YOUR TASK: Report the count of lines that carry the string "number", and add nothing.

Data extracted from a collection:
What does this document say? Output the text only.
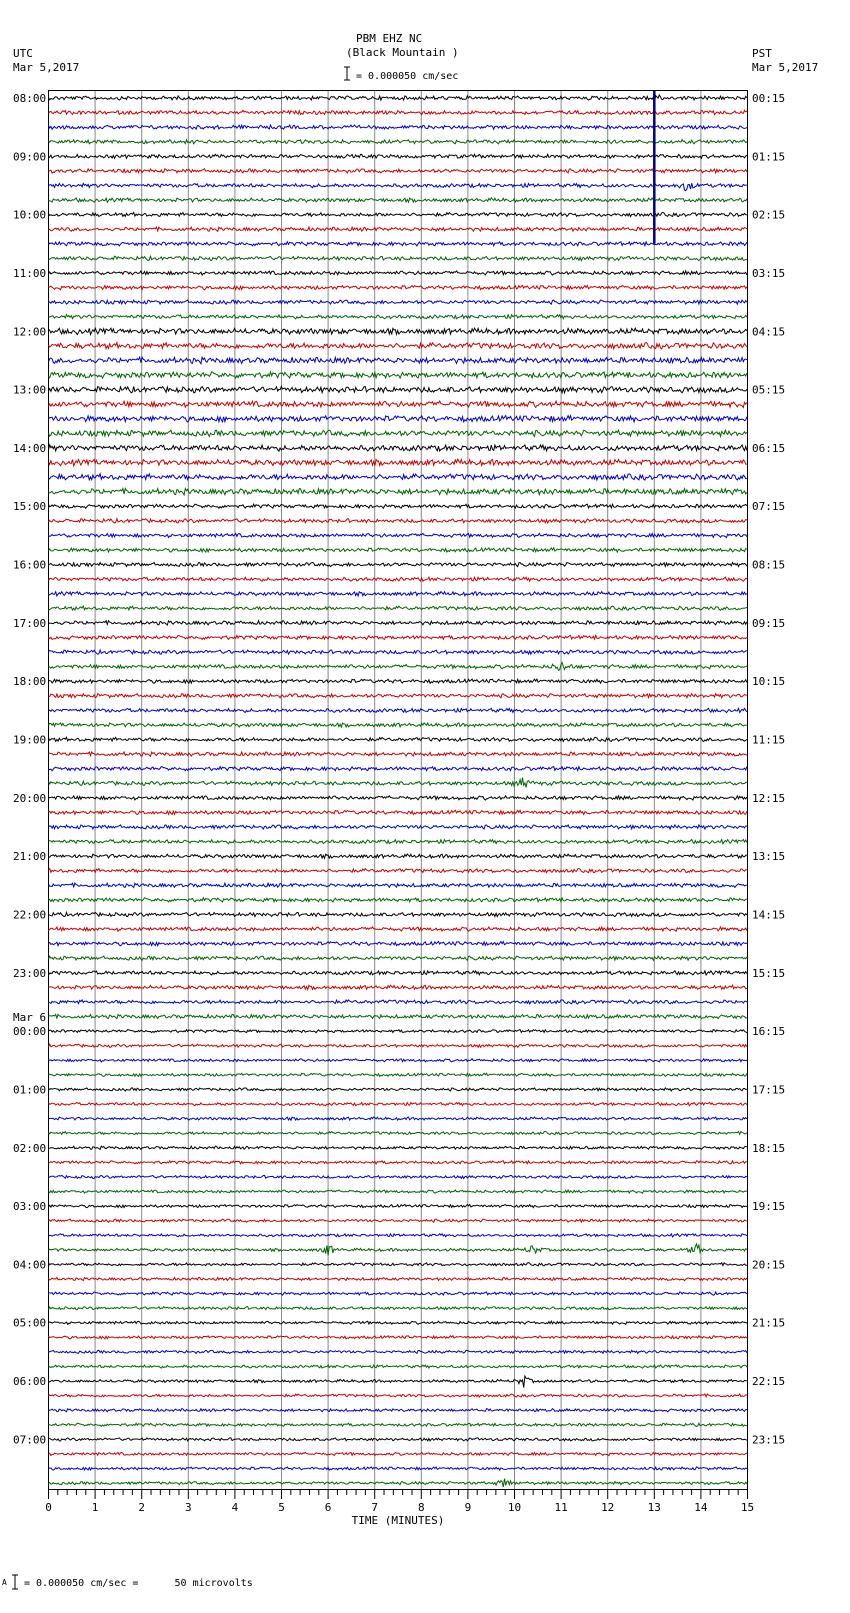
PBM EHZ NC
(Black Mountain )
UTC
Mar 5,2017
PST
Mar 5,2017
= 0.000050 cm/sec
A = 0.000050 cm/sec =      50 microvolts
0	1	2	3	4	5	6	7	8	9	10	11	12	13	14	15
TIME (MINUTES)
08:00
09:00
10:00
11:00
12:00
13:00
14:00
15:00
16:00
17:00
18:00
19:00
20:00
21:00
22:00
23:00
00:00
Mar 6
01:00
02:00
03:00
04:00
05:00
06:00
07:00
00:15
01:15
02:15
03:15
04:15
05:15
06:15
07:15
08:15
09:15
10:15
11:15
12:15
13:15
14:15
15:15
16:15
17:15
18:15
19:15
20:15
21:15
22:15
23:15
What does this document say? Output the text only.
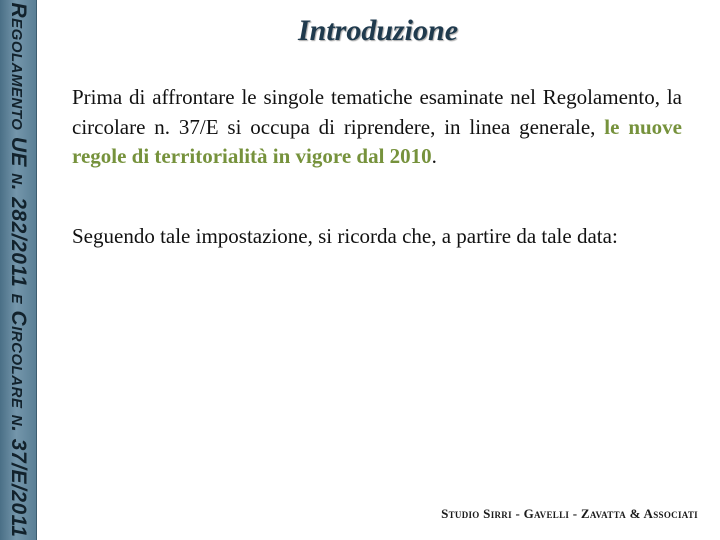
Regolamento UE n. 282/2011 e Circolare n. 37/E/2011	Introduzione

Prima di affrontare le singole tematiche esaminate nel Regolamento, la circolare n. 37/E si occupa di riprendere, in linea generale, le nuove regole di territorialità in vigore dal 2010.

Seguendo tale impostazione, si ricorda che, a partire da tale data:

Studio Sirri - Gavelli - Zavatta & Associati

---

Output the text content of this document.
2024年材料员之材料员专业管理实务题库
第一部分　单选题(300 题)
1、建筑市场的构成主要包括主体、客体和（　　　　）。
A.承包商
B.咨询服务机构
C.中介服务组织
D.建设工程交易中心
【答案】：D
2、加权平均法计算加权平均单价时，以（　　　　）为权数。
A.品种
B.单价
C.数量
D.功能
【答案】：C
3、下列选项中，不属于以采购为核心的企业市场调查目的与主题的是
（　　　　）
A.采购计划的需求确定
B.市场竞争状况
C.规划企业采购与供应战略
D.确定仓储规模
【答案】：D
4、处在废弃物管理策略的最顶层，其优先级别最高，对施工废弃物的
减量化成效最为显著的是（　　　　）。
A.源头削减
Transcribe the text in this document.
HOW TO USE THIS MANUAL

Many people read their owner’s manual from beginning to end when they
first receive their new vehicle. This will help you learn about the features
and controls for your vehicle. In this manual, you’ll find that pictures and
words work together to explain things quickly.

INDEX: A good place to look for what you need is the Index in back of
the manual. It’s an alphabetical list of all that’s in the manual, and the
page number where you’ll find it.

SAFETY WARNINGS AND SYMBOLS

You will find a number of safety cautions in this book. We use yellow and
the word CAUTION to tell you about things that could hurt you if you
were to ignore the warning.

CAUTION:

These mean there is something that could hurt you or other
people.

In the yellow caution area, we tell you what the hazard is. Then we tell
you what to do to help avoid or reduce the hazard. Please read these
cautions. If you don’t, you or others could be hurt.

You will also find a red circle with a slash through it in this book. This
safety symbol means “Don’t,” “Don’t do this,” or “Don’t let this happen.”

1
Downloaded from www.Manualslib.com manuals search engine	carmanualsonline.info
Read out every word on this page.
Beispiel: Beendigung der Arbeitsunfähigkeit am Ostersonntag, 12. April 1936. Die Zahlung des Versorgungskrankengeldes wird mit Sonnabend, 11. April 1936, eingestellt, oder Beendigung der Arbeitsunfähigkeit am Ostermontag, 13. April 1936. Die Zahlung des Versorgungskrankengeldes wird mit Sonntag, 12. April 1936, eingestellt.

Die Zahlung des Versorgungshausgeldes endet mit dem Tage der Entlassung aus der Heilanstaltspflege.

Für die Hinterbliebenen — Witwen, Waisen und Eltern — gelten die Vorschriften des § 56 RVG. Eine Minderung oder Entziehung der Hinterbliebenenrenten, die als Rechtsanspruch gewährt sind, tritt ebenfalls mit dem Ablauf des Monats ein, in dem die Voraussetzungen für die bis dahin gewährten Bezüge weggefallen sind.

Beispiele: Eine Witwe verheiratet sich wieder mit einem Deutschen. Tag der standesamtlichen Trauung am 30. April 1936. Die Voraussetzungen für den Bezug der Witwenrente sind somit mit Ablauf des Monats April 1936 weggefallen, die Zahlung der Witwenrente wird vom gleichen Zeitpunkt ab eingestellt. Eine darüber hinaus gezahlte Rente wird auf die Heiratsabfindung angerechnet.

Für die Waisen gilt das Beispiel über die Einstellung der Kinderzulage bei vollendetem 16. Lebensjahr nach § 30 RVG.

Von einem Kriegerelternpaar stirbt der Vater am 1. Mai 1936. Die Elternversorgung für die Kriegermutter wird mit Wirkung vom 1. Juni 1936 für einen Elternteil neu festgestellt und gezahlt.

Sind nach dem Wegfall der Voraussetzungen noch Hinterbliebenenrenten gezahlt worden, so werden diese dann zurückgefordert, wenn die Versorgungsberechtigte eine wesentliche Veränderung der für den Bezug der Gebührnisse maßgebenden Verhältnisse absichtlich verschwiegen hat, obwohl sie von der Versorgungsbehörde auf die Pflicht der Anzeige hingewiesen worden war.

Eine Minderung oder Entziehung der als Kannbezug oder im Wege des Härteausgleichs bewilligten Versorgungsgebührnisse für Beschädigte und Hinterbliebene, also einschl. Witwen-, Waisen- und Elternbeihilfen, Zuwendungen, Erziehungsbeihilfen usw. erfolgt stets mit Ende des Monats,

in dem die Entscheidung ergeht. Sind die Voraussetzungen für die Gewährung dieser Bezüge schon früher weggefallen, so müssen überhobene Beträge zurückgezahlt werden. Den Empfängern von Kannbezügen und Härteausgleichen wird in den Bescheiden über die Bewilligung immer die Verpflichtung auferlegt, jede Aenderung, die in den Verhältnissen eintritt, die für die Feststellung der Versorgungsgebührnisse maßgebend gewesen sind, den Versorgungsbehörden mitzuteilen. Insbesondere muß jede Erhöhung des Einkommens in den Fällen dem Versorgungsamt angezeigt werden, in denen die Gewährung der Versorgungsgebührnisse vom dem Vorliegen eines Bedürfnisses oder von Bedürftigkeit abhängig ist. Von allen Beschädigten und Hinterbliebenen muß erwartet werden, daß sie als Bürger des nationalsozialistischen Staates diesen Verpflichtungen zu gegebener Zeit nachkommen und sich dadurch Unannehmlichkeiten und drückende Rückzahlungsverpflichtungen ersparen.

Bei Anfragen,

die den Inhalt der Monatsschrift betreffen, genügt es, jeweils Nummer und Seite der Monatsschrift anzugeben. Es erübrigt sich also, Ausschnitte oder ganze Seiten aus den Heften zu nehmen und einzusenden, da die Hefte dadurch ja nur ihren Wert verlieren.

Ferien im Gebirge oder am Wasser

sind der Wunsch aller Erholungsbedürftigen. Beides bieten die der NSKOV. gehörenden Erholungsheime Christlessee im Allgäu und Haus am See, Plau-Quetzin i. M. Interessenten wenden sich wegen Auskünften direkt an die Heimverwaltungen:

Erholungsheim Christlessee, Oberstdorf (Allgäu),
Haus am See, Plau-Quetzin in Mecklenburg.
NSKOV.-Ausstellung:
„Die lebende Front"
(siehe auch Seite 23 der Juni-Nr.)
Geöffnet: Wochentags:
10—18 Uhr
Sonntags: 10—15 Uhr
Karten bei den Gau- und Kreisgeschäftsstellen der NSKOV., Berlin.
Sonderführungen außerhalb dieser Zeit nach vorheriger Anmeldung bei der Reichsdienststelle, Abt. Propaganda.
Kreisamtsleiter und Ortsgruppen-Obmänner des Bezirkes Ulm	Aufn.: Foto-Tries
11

---

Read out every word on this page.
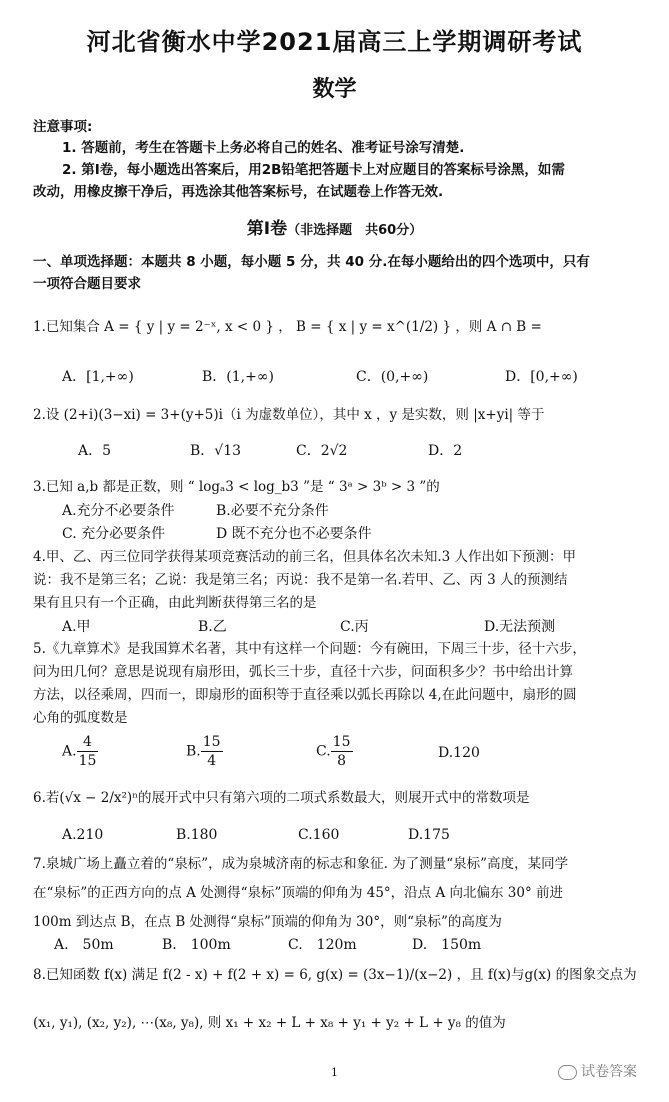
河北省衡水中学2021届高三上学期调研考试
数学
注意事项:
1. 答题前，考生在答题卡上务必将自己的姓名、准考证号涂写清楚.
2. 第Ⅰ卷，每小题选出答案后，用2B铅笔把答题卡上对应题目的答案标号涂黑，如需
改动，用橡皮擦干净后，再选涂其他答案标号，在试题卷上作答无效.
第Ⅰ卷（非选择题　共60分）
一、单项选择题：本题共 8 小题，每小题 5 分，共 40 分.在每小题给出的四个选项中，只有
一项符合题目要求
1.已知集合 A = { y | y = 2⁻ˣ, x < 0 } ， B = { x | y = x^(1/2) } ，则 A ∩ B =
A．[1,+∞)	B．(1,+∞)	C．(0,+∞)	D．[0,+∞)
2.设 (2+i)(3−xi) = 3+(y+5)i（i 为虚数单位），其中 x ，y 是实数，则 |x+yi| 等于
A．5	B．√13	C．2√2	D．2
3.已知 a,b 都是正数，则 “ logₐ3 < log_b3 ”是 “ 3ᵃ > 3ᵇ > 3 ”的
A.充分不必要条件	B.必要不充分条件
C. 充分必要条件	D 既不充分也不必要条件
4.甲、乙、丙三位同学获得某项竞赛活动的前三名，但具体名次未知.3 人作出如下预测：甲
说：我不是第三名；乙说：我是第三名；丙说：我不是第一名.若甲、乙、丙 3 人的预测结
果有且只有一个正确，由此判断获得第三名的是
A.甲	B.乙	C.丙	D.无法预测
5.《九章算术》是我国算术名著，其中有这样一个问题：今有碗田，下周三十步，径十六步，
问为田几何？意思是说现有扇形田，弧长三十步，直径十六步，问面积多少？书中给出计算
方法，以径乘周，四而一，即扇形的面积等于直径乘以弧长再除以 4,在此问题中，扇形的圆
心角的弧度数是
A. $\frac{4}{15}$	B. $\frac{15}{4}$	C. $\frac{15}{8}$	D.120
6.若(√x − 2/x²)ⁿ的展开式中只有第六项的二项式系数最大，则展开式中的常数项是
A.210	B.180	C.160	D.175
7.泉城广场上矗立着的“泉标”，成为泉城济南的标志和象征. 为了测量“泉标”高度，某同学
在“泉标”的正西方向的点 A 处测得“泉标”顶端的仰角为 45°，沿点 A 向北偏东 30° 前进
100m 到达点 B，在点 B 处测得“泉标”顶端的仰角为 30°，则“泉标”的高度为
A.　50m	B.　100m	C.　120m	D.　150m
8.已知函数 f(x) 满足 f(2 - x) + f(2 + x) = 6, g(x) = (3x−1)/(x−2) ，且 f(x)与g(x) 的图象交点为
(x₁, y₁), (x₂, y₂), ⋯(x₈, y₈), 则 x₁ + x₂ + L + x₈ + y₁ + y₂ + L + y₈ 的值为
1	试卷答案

PROBLEM SOLUTION: 2